Data excerpts
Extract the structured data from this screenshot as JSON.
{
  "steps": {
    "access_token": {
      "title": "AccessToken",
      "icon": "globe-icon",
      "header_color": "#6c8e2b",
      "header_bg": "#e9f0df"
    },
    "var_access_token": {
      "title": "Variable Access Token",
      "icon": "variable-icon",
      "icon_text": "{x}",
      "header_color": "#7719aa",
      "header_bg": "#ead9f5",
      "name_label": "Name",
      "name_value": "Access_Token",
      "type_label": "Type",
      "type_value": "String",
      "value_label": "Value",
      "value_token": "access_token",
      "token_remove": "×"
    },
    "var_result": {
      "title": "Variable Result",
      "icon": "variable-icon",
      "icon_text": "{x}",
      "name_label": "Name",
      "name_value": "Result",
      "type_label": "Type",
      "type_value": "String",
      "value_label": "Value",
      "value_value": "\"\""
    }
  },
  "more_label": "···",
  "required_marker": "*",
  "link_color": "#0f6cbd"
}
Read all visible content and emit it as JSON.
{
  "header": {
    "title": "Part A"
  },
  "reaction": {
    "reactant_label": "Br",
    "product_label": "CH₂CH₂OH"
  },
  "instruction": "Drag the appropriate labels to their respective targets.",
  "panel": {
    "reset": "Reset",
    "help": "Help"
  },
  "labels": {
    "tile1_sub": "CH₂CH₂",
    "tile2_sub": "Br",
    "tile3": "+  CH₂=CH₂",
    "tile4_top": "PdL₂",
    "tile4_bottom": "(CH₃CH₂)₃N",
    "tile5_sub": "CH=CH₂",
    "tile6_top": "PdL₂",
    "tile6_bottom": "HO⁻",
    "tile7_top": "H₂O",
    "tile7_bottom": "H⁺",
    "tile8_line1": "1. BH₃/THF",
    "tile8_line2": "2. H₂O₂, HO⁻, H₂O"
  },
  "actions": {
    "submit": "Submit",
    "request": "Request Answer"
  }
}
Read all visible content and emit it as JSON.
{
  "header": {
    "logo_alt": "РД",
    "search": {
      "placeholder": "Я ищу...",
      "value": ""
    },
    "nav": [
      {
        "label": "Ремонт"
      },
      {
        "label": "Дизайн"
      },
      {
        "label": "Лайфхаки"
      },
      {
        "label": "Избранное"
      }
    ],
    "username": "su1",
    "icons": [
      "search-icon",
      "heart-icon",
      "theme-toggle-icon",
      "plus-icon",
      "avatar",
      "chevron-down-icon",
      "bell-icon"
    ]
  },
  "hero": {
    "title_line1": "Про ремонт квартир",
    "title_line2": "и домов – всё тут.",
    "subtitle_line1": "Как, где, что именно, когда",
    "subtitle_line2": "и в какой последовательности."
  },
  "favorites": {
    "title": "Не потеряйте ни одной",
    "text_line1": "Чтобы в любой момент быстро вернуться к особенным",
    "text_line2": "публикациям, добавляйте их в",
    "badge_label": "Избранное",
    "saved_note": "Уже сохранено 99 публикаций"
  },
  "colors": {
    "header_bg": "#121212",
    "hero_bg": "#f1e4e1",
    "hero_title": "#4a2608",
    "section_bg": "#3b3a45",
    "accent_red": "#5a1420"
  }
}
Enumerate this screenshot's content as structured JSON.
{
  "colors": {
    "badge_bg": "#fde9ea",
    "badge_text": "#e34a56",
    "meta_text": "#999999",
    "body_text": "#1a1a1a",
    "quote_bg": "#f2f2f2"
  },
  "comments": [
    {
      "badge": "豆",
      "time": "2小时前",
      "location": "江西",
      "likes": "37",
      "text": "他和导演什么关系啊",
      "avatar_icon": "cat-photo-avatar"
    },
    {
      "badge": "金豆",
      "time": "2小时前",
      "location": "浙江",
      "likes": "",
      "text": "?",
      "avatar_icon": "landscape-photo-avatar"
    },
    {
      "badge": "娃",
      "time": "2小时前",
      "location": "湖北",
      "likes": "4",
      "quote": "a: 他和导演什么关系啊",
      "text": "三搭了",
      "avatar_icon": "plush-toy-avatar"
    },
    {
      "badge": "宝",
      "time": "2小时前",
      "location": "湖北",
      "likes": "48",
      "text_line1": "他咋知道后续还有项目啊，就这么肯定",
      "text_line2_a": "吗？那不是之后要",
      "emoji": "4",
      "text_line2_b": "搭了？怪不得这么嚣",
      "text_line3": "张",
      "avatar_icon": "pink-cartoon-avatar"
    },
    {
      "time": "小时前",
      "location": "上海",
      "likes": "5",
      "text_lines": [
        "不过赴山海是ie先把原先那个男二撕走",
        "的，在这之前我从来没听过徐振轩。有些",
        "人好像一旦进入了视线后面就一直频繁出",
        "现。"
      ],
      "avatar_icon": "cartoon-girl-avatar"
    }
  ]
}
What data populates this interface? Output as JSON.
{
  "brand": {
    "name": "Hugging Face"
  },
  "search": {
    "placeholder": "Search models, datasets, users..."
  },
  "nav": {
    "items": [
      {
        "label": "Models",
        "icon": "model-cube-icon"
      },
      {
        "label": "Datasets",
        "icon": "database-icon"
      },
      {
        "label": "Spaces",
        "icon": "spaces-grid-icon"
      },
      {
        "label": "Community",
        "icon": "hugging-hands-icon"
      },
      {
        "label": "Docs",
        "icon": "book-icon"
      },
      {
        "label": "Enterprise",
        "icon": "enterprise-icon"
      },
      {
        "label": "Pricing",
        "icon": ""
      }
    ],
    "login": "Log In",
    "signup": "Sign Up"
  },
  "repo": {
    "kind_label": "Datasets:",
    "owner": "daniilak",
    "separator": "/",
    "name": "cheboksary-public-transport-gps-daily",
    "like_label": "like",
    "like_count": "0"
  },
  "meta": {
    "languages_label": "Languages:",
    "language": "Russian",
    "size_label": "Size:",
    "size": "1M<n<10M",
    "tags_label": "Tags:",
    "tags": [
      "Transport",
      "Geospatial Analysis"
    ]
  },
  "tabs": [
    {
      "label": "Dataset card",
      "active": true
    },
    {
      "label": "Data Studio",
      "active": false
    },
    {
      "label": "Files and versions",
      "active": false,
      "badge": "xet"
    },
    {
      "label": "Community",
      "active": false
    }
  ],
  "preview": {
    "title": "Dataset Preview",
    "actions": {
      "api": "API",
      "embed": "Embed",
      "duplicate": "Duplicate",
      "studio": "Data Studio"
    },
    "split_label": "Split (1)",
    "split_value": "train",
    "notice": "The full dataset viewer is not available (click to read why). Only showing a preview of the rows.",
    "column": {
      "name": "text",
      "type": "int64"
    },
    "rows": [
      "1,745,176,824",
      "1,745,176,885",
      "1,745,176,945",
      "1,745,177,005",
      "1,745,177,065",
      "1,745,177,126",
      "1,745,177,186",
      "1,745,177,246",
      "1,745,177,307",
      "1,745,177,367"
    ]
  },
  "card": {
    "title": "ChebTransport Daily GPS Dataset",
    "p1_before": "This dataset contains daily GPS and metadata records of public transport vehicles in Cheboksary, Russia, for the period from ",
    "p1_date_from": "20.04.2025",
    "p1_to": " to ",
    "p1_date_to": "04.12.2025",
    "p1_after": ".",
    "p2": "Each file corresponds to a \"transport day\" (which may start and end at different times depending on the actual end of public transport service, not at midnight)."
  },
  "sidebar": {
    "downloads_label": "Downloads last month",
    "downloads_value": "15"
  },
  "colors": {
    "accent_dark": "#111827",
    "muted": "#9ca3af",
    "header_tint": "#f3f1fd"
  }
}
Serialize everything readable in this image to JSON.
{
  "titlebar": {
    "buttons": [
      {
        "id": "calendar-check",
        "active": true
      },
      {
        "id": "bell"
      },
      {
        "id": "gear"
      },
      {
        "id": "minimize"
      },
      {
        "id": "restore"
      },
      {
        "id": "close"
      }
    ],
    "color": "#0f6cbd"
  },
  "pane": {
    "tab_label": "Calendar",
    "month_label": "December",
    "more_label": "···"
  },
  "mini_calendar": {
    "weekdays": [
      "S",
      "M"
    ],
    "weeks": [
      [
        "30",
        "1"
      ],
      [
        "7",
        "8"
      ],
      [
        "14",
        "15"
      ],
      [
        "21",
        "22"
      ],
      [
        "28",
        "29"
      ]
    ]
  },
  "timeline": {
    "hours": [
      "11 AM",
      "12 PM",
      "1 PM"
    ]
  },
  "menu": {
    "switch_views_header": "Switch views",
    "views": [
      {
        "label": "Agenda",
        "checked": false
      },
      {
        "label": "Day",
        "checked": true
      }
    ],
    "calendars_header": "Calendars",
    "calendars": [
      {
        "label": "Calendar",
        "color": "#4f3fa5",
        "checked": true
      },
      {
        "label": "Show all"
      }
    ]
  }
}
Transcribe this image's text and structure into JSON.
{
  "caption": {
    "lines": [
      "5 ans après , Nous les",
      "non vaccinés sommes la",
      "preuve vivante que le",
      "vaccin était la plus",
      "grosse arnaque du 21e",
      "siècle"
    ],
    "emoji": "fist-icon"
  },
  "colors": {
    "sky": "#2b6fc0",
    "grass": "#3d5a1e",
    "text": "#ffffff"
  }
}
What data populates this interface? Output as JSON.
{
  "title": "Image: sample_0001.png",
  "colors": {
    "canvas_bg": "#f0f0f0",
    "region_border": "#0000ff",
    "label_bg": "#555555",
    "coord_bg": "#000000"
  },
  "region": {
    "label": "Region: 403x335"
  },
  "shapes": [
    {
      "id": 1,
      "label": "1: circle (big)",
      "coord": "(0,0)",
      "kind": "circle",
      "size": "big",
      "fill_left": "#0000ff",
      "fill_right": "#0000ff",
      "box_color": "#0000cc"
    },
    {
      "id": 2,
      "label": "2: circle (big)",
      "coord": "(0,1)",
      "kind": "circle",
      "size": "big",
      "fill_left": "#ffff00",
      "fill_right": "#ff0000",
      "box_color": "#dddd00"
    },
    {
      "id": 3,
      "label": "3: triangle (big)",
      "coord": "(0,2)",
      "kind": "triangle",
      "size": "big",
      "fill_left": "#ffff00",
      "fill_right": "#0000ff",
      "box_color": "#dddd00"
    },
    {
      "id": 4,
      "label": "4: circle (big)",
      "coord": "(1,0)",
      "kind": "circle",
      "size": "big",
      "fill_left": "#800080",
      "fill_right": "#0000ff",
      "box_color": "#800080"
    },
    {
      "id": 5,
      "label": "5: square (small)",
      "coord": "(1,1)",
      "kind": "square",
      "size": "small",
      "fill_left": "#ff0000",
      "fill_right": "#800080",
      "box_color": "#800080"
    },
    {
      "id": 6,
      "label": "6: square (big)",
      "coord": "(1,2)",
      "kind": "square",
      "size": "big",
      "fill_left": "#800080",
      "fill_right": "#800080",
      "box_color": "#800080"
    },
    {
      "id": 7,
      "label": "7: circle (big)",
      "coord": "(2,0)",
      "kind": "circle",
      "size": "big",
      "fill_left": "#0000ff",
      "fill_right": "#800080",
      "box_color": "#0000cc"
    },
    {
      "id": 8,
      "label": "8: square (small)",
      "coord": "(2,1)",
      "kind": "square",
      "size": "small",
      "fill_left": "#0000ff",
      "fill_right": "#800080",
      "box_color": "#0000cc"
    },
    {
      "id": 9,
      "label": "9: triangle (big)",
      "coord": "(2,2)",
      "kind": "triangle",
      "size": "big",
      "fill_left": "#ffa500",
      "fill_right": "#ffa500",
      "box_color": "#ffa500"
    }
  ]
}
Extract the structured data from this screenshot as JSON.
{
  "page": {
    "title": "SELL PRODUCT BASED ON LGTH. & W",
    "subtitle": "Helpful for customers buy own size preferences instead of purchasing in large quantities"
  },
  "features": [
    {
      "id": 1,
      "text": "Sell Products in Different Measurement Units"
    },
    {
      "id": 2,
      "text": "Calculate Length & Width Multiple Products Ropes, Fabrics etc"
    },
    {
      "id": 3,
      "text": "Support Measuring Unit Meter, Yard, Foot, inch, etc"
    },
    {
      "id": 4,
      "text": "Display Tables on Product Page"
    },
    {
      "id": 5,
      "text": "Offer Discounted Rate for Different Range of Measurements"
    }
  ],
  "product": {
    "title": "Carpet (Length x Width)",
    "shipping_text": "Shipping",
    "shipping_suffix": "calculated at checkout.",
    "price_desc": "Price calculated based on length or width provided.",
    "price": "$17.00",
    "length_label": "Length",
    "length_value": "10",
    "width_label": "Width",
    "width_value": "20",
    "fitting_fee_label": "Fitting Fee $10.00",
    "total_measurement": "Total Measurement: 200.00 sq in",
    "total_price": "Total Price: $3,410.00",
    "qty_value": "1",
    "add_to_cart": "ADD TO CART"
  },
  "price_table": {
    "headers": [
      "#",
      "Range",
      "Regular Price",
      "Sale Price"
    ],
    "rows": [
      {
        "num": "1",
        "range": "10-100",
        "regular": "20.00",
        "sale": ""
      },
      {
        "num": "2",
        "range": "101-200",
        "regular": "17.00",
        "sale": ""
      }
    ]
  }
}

* **STATED EXERCISE**:
Search the preceding listing for the word "Total" and pull out every line that holds it.

* **ANSWER TO THE EXERCISE**:
    "total_measurement": "Total Measurement: 200.00 sq in",
    "total_price": "Total Price: $3,410.00",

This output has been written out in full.